Businesses don’t necessarily need a separate keypad for an additional monthly fee, they can just turn the machine around and have the customer punch in their PIN on that. Ours is actually fun to use because the cord isn’t long enough so folks have to get right next to it, but nobody minds. For most customers it’s cheaper to use their card as a debit, too. So it’s a win-win for everyone.

By having customers input their PIN number at the register, I save a lot of money. Here’s the breakdown with Visa and Mastercard: rung as credit cards. my discount is 2.04%; with those same cards rung up as debit cards, the discount falls to 1.690%. It may not sound like much, but for every $100 I ring up as debit I save .35 cents. That’s a savings of $3.50 per thousand. I know it doesn’t sound like much, but do the math at your store, and you’ll be shocked how much you can save. This is just the discount savings. Every card comes with its own special fee structure, and again, any card used as a debit saves more, every time. At mininum it’s ten cents per debit saved, sometimes the savings is as high as fifty cents, per transaction. The saving potential is truly staggering.

Not sure what to do? Have a review with your credit card processor, and go over your statement, line by line, with someone from the bank so you really understand it. Ask what the savings would be if you added the PIN input option. They give you a real estimate, based on your past history, what savings you might reap by using debit cards all the time. Update your equipment. Talk to your bank about lowering your fees. If you don’t already have your credit cards processed through the ABA, I urge you to check out this service. It’s amazingly low cost, and in 13 years, I haven’t paid for one roll of paper or shipping on that paper. 

Every once in a while, I’m going to present small things a bookstore owner or manager can do to save money this year. Together, by cutting costs here and there, I hope we’ll all make a little, maybe a lot, extra money at the end of the year.

Is your store doing anything different this year to save money? Please share!

Would You Like a Bag?


Josie Leavitt - January 12, 2010

Would you like a bag? It’s a simple question. One that I must ask countless times a day. Maybe it’s because I live in Vermont and we’re supposed to be eco-friendly up here, so folks seem to take an inordinately long time to answer the question. I can see their thought process: I shouldn’t get a bag, it’s wasteful. I only have two books, I can just carry them out and put them in the car. My car’s a wreck. But it’s a nice bag, and it’s recycled paper. I shouldn’t get a bag. Oh, but I’d re-use this one. I can recycle this one. And on and on it goes. In the meantime I have customers in line waiting to get rung up who know how they feel about bags.

Available data >>
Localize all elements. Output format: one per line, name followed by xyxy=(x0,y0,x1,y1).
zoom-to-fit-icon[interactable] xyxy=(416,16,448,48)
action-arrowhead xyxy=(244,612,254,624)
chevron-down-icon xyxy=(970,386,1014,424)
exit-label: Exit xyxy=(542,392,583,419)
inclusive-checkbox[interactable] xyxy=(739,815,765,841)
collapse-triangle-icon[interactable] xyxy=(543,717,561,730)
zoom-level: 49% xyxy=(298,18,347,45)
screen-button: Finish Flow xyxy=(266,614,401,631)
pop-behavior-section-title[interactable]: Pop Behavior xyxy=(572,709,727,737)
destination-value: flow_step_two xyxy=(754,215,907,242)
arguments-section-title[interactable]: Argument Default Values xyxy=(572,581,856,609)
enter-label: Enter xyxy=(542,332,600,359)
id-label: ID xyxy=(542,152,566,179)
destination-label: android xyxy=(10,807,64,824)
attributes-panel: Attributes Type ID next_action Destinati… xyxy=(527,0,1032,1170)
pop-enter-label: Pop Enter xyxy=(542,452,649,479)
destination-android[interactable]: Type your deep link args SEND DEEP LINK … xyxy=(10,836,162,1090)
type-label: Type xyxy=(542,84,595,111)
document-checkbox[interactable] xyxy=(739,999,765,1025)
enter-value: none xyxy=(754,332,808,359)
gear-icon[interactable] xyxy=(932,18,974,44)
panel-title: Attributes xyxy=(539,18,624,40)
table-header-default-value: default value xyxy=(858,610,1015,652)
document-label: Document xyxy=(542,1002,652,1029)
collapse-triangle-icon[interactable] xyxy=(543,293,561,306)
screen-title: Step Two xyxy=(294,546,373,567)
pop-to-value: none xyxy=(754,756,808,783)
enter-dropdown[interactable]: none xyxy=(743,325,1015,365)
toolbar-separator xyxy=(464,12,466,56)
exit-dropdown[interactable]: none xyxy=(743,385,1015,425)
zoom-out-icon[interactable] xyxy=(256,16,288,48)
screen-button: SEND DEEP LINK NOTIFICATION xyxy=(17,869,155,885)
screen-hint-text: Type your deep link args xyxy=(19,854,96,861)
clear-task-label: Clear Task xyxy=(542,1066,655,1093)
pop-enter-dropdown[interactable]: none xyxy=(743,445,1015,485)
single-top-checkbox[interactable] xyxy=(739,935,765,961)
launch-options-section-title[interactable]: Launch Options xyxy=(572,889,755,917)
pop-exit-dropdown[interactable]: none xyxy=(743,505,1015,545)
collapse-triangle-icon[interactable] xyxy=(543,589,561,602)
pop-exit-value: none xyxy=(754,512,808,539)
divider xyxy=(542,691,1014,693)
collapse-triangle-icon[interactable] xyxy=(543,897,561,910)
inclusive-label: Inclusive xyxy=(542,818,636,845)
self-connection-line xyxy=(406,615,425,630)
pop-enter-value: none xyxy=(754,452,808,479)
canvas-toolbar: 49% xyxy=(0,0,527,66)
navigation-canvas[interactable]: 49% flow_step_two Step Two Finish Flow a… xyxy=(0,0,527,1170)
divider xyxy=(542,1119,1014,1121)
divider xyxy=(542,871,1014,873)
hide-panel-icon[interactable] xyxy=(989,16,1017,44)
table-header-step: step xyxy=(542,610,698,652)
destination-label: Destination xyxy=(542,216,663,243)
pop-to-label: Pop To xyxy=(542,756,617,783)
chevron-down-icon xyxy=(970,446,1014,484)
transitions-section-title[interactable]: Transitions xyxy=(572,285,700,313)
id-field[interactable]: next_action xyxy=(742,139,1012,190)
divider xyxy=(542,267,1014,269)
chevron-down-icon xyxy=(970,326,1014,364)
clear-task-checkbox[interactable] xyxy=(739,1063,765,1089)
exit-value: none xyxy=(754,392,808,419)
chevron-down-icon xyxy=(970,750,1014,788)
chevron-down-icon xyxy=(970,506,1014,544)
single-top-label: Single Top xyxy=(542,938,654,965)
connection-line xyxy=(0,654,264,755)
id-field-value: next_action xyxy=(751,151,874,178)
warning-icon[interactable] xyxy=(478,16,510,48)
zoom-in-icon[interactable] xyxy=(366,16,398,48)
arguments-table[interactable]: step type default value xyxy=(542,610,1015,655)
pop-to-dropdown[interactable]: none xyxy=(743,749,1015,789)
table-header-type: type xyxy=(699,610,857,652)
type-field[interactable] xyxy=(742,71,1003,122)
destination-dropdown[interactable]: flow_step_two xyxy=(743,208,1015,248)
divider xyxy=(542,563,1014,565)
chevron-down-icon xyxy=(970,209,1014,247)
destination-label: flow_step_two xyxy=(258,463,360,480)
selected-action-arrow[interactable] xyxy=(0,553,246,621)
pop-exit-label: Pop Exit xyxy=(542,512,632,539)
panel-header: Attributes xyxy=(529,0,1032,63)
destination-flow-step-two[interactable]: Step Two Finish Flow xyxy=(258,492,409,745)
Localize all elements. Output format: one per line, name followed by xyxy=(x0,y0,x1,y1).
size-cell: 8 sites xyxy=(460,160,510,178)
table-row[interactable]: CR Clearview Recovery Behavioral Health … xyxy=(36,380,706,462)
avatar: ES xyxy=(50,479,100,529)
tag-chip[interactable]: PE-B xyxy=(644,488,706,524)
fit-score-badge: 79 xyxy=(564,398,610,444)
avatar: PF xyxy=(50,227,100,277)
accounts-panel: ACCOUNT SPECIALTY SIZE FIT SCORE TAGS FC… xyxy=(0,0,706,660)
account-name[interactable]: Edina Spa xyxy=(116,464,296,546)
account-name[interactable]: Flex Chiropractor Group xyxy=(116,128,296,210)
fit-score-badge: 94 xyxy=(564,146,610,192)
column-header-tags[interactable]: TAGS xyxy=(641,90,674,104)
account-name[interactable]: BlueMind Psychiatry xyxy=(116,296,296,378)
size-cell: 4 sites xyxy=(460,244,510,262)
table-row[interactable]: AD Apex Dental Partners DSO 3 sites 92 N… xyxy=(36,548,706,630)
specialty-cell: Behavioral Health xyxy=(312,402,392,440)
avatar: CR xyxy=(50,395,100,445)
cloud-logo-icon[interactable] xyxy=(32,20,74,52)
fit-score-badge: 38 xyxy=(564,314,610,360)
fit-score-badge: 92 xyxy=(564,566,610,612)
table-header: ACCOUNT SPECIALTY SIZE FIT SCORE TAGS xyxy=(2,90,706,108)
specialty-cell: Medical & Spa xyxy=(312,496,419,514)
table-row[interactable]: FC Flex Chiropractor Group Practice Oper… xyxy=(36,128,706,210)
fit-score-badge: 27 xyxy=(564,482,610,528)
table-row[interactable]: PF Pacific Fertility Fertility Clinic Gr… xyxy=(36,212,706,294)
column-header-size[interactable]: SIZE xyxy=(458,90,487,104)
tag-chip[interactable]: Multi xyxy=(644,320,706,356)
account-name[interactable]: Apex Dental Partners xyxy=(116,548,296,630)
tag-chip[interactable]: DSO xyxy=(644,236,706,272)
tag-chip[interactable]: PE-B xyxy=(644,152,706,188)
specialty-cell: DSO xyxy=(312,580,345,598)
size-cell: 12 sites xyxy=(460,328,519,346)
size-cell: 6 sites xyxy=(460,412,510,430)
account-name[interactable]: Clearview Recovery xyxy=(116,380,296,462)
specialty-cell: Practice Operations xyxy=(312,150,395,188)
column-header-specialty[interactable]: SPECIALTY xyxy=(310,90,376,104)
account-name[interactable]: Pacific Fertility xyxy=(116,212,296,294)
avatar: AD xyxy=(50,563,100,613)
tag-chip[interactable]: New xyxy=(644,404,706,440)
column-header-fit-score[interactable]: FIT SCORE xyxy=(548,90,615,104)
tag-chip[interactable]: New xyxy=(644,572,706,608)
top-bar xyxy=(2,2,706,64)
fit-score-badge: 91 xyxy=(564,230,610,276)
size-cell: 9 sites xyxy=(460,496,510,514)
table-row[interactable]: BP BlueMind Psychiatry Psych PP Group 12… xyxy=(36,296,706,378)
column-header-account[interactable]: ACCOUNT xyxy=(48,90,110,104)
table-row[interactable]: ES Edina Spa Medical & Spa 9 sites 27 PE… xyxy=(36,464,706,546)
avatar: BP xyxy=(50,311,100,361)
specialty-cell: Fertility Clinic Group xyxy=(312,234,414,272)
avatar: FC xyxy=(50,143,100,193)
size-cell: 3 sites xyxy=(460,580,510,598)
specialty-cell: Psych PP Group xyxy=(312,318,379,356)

Tasks to carry out >>
**a)** List every action the bookstore blog text tells the reader to take in the paragraph that begins "Not sure what to do?"
**b)** Write the next part of the bookstore blog text, picking up after its last sentence about the customers waiting in line.
The entries have nothing to do with the bookstore blog text.

Task responses >>
**a)**
- Have a review with your credit card processor.
- Go over your statement line by line with someone from the bank.
- Ask what the savings would be if you added the PIN input option.
- Update your equipment.
- Talk to your bank about lowering your fees.
- If your cards aren't already processed through the ABA, check out that service.

**b)**
The bag issue is starting to loom large at our store. We are currently out of most of our bags and are deciding what/if to reorder. Yes, all of our bags are made from recycled paper with a minimum 30-40% post consumer content, so I feel good about that. But does every purchase automatically warrant the offering of a bag? Invariably, when I neglect to offer a bag, they want one, and when I do offer a bag, more and more, an Envirosax or some similar folds-up-to-nothing-bag that holds 100 pounds gets flung out of purse in a strident flourish, making me feel foolish for even offering. Sometimes, I can see someone really struggling about the bag issue. I tell them, "It’s okay to want a bag, really, it is." Bag guilt shouldn’t happen.

The great thing about bags is they are advertising for your store. Ours is a destination store in a tiny downtown (two streets). The parading of our name about town is minimal, so we don’t get a ton of pop from folks seeing the bag. What does provide great advertising are our lovely canvas tote bags with our logos. Again, these are eco-friendly, made from recycled cotton with soy-based ink from a women-owned company in New Hampshire. These totes show up everywhere. We’ve had folks send of pictures of their bag (similiar to what kids do with Flat Stanleys) from Russia, Greece, and South Africia. My painfully shy mom uses her in Connecticut and regularly gets stopped by another shopper wanting to discuss the Flying Pig.

We give our tote bags away as a premium. You spend $75 at once, you get a free tote. We buy in bulk, so it’s not expensive for us to do that and people will often spend up to $75 just to get the tote, so this works. I see them every day at the market, which pleases me everytime.

So, back to the bag discussion. We must continue to offer bags, obviously. Just as we’ve done recently with our gift wrap, we’ll keep making it as green as possible and only hope that folks have made their bag decisions before they come to the front of the line. And if they take one of our bags, at least they can feel good about it.

Katie McGarry: A Great Rep


Josie Leavitt - January 11, 2010

The publishing world is changing these days, and until last week I was not particularly saddened or enraged by job cuts until my Simon & Schuster rep, Katie McGarry, was among the several field reps who were let go last week in favor of a telephone sales force.

What I can say is how much I enjoyed working with Katie over the past decade. Katie’s humor and smarts made meetings with her a joy. In the last few years we’d taken to having breakfast at Shelburne Farms talking about ourselves and a little bit about publishing. After breakfast we’d take our coffee to Adirondack chairs overlooking Lake Champlain and go through the samples and the catalogs. It was heavenly. Honestly, if you want me to buy more of your books, feed me a little first,  and tell me what you love from your catalog.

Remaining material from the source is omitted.